• _GOAL_
Gather each line in the entries that includes the string "many".

═════ DATA FOR THIS TASK

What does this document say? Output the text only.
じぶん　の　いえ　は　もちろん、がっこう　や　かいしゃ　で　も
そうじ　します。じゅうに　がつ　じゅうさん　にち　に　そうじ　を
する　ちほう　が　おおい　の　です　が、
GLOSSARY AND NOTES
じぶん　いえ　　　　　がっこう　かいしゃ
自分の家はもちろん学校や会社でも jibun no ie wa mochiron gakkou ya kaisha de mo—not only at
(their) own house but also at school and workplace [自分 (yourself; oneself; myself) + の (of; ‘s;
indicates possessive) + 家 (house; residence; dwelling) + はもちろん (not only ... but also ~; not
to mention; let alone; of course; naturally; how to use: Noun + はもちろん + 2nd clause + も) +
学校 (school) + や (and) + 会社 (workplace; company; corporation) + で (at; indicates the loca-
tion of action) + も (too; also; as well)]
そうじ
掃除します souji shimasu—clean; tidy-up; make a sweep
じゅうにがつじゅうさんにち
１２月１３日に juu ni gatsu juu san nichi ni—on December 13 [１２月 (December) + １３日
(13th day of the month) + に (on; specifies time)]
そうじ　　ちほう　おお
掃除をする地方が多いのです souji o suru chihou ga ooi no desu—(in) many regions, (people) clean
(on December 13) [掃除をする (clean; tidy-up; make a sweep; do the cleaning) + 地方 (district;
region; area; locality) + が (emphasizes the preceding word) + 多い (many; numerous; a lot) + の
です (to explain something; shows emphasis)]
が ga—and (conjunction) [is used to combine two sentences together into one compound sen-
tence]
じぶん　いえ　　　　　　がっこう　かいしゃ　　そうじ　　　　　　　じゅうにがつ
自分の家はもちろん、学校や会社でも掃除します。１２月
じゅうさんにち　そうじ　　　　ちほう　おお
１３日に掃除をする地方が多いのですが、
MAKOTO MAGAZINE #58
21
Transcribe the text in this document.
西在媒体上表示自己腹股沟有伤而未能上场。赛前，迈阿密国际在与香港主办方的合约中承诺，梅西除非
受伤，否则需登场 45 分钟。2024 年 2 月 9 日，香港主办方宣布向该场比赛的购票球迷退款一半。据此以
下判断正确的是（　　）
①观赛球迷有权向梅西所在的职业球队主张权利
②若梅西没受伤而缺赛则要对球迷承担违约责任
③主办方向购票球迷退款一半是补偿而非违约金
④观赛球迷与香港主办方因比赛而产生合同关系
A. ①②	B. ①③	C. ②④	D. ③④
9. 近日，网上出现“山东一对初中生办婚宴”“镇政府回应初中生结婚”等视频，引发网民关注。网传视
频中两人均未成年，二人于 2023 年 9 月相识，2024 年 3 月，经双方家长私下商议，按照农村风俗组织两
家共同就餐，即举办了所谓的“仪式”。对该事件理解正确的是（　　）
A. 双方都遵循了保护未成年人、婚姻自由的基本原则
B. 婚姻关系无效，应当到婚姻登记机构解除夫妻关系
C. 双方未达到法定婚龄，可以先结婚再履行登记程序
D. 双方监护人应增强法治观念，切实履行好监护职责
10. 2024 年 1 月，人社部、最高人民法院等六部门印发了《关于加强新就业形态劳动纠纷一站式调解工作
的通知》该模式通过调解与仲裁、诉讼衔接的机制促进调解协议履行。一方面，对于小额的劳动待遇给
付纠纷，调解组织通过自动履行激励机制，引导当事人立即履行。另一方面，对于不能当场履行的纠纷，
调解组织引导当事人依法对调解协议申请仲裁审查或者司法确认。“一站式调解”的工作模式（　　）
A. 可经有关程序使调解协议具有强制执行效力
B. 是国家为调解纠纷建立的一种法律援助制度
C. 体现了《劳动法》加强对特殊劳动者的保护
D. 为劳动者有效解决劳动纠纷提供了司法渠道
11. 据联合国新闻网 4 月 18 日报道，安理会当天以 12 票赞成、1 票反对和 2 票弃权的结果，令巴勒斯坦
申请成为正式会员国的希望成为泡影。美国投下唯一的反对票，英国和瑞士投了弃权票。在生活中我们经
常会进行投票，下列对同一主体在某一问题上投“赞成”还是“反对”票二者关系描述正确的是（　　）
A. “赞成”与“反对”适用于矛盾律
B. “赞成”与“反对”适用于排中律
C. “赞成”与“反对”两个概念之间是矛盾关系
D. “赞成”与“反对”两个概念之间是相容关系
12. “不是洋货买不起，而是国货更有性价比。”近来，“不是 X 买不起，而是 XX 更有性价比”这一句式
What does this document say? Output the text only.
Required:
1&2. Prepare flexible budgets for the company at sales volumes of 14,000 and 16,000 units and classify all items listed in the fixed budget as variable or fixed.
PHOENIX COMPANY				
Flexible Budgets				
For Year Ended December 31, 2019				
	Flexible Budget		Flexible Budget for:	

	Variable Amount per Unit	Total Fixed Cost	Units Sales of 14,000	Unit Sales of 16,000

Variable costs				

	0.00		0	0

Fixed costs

══════════

• _RESULT OF THE TASK_
掃除をする地方が多いのです souji o suru chihou ga ooi no desu—(in) many regions, (people) clean
region; area; locality) + が (emphasizes the preceding word) + 多い (many; numerous; a lot) + の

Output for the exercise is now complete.